> **Problem description**
Write out every entry, unchanged. Skip any picture.
-*-*-
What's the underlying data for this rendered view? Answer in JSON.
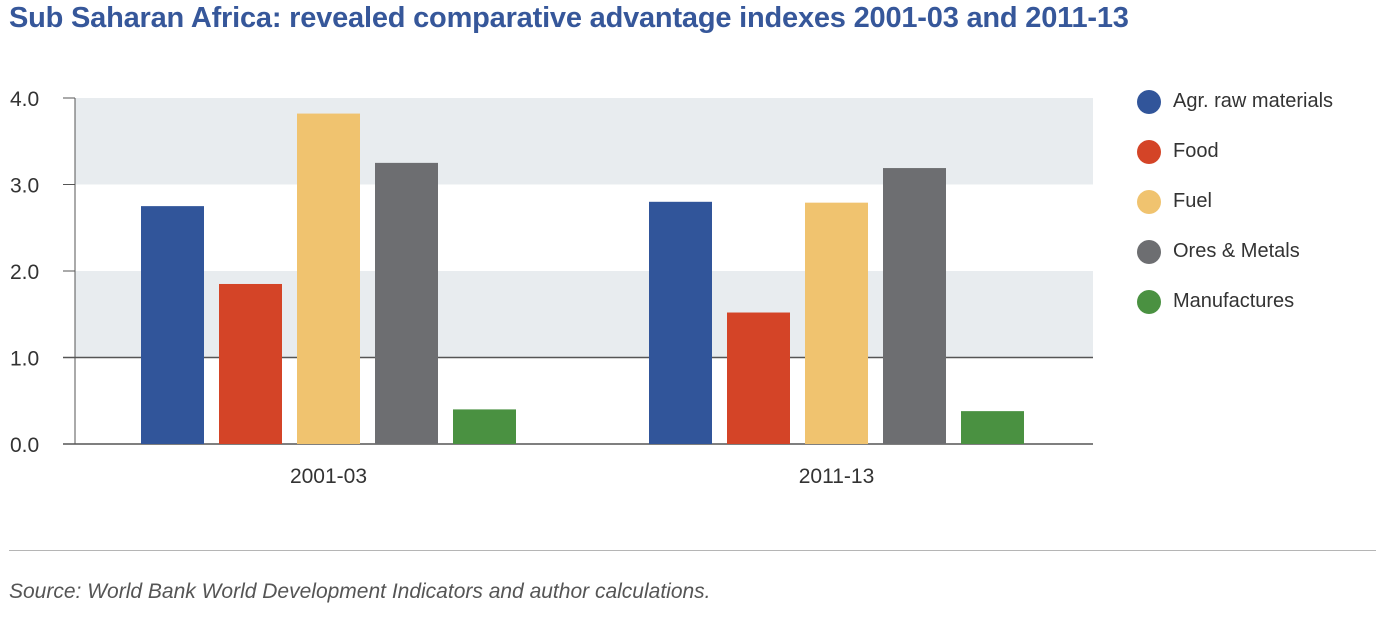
{
  "title": "Sub Saharan Africa: revealed comparative advantage indexes 2001-03 and 2011-13",
  "source": "Source: World Bank World Development Indicators and author calculations.",
  "colors": {
    "title": "#36579a",
    "band": "#e8ecef",
    "reference_line": "#555555"
  },
  "chart_data": {
    "type": "bar",
    "title": "Sub Saharan Africa: revealed comparative advantage indexes 2001-03 and 2011-13",
    "xlabel": "",
    "ylabel": "",
    "categories": [
      "2001-03",
      "2011-13"
    ],
    "ylim": [
      0,
      4
    ],
    "yticks": [
      "0.0",
      "1.0",
      "2.0",
      "3.0",
      "4.0"
    ],
    "reference_line": 1.0,
    "grid": "alternating horizontal bands",
    "legend_position": "right",
    "series": [
      {
        "name": "Agr. raw materials",
        "color": "#31559a",
        "values": [
          2.75,
          2.8
        ]
      },
      {
        "name": "Food",
        "color": "#d44427",
        "values": [
          1.85,
          1.52
        ]
      },
      {
        "name": "Fuel",
        "color": "#f0c36f",
        "values": [
          3.82,
          2.79
        ]
      },
      {
        "name": "Ores & Metals",
        "color": "#6d6e71",
        "values": [
          3.25,
          3.19
        ]
      },
      {
        "name": "Manufactures",
        "color": "#4a9141",
        "values": [
          0.4,
          0.38
        ]
      }
    ]
  }
}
-*-*-
> **Answer for the task**
What's the underlying data for this rendered view? Answer in JSON.
{
  "title": "Sub Saharan Africa: revealed comparative advantage indexes 2001-03 and 2011-13",
  "source": "Source: World Bank World Development Indicators and author calculations.",
  "colors": {
    "title": "#36579a",
    "band": "#e8ecef",
    "reference_line": "#555555"
  },
  "chart_data": {
    "type": "bar",
    "title": "Sub Saharan Africa: revealed comparative advantage indexes 2001-03 and 2011-13",
    "xlabel": "",
    "ylabel": "",
    "categories": [
      "2001-03",
      "2011-13"
    ],
    "ylim": [
      0,
      4
    ],
    "yticks": [
      "0.0",
      "1.0",
      "2.0",
      "3.0",
      "4.0"
    ],
    "reference_line": 1.0,
    "grid": "alternating horizontal bands",
    "legend_position": "right",
    "series": [
      {
        "name": "Agr. raw materials",
        "color": "#31559a",
        "values": [
          2.75,
          2.8
        ]
      },
      {
        "name": "Food",
        "color": "#d44427",
        "values": [
          1.85,
          1.52
        ]
      },
      {
        "name": "Fuel",
        "color": "#f0c36f",
        "values": [
          3.82,
          2.79
        ]
      },
      {
        "name": "Ores & Metals",
        "color": "#6d6e71",
        "values": [
          3.25,
          3.19
        ]
      },
      {
        "name": "Manufactures",
        "color": "#4a9141",
        "values": [
          0.4,
          0.38
        ]
      }
    ]
  }
}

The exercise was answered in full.